#### [WHAT IS REQUIRED]
Copy the lines holding the word "Detection", all of them.

#### [DATA]

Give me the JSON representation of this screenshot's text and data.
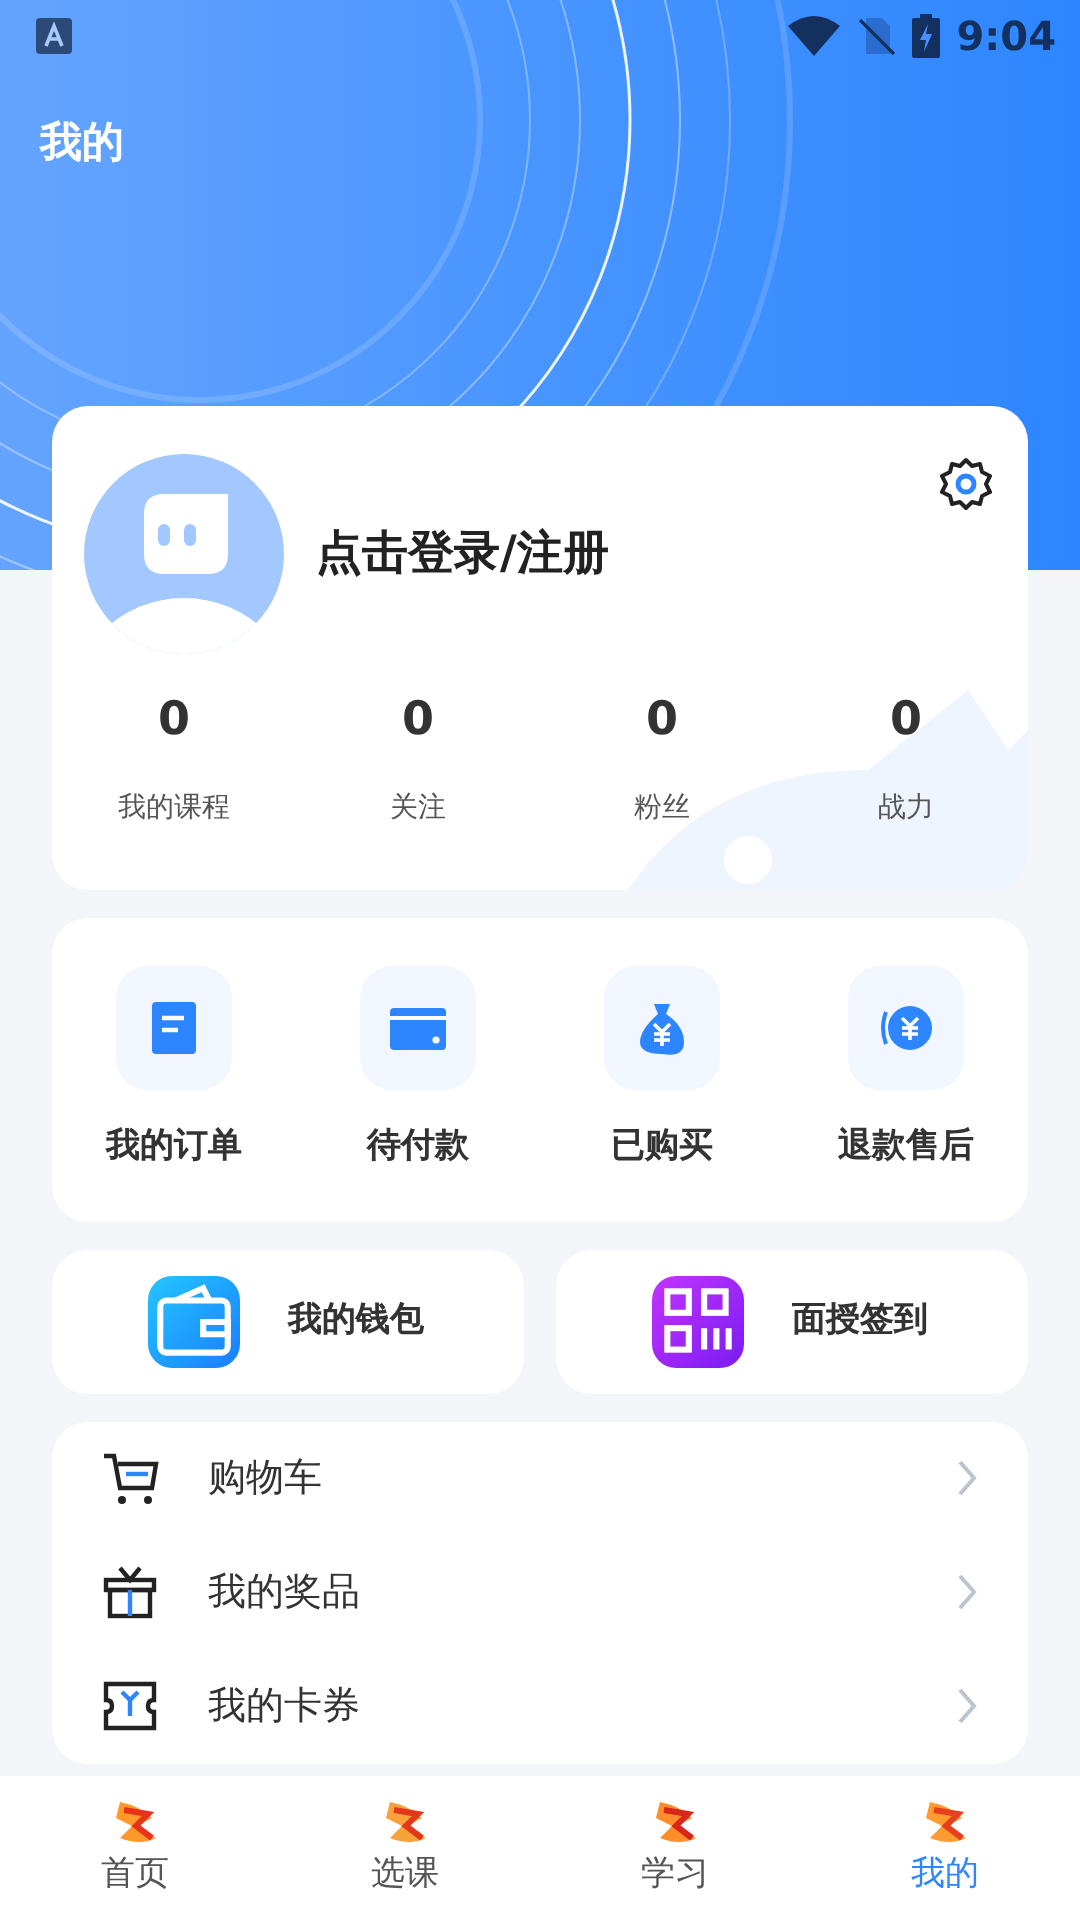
{
  "status_bar": {
    "time": "9:04"
  },
  "header": {
    "title": "我的"
  },
  "profile": {
    "login_text": "点击登录/注册",
    "stats": [
      {
        "value": "0",
        "label": "我的课程"
      },
      {
        "value": "0",
        "label": "关注"
      },
      {
        "value": "0",
        "label": "粉丝"
      },
      {
        "value": "0",
        "label": "战力"
      }
    ]
  },
  "orders": [
    {
      "kind": "doc",
      "label": "我的订单"
    },
    {
      "kind": "card",
      "label": "待付款"
    },
    {
      "kind": "bag",
      "label": "已购买"
    },
    {
      "kind": "refund",
      "label": "退款售后"
    }
  ],
  "shortcuts": [
    {
      "kind": "wallet",
      "label": "我的钱包"
    },
    {
      "kind": "qr",
      "label": "面授签到"
    }
  ],
  "menu": [
    {
      "kind": "cart",
      "label": "购物车"
    },
    {
      "kind": "gift",
      "label": "我的奖品"
    },
    {
      "kind": "coupon",
      "label": "我的卡券"
    }
  ],
  "tabs": [
    {
      "label": "首页",
      "selected": false
    },
    {
      "label": "选课",
      "selected": false
    },
    {
      "label": "学习",
      "selected": false
    },
    {
      "label": "我的",
      "selected": true
    }
  ]
}
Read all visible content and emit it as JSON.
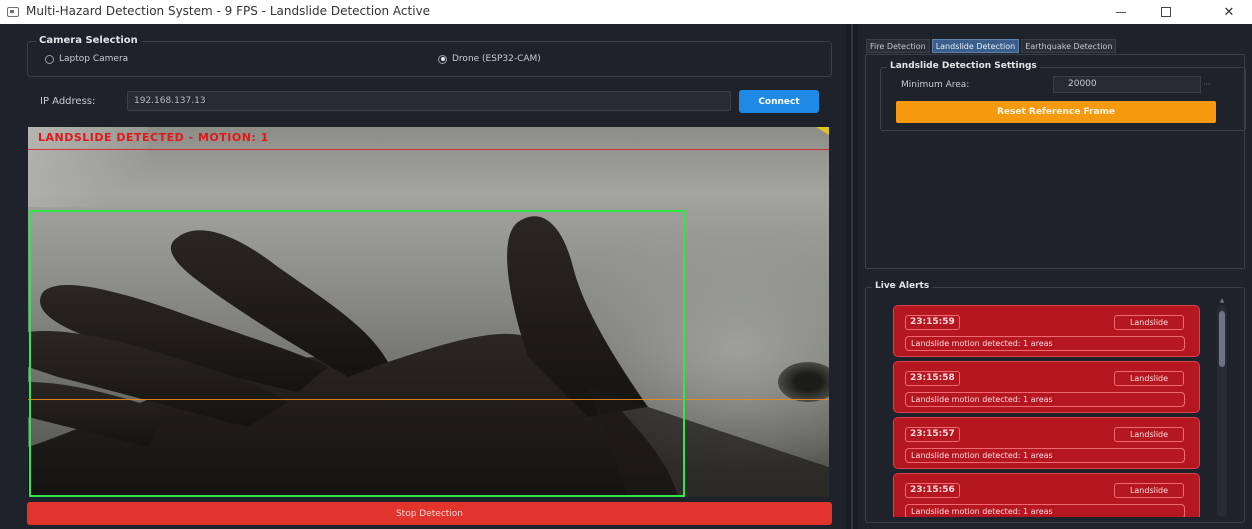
{
  "window": {
    "title": "Multi-Hazard Detection System - 9 FPS - Landslide Detection Active",
    "minimize_glyph": "—",
    "close_glyph": "✕"
  },
  "camera_selection": {
    "title": "Camera Selection",
    "options": [
      {
        "label": "Laptop Camera",
        "selected": false
      },
      {
        "label": "Drone (ESP32-CAM)",
        "selected": true
      }
    ]
  },
  "ip": {
    "label": "IP Address:",
    "value": "192.168.137.13",
    "connect_label": "Connect"
  },
  "video": {
    "overlay_text": "LANDSLIDE DETECTED - MOTION: 1"
  },
  "stop_label": "Stop Detection",
  "tabs": [
    {
      "label": "Fire Detection",
      "active": false
    },
    {
      "label": "Landslide Detection",
      "active": true
    },
    {
      "label": "Earthquake Detection",
      "active": false
    }
  ],
  "settings": {
    "title": "Landslide Detection Settings",
    "min_area_label": "Minimum Area:",
    "min_area_value": "20000",
    "reset_label": "Reset Reference Frame"
  },
  "alerts": {
    "title": "Live Alerts",
    "items": [
      {
        "time": "23:15:59",
        "type": "Landslide",
        "message": "Landslide motion detected: 1 areas"
      },
      {
        "time": "23:15:58",
        "type": "Landslide",
        "message": "Landslide motion detected: 1 areas"
      },
      {
        "time": "23:15:57",
        "type": "Landslide",
        "message": "Landslide motion detected: 1 areas"
      },
      {
        "time": "23:15:56",
        "type": "Landslide",
        "message": "Landslide motion detected: 1 areas"
      }
    ]
  },
  "colors": {
    "accent_blue": "#1e8ae6",
    "stop_red": "#e0342c",
    "reset_orange": "#f59a0e",
    "alert_red": "#b4171f",
    "bbox_green": "#2ee84a"
  },
  "icons": {
    "app": "window-icon",
    "minimize": "minimize-icon",
    "maximize": "maximize-icon",
    "close": "close-icon"
  }
}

#### [ANSWER FOR THE TASK]
    "title": "Multi-Hazard Detection System - 9 FPS - Landslide Detection Active",
  "stop_label": "Stop Detection",
      "label": "Fire Detection",
      "label": "Landslide Detection",
      "label": "Earthquake Detection",
    "title": "Landslide Detection Settings",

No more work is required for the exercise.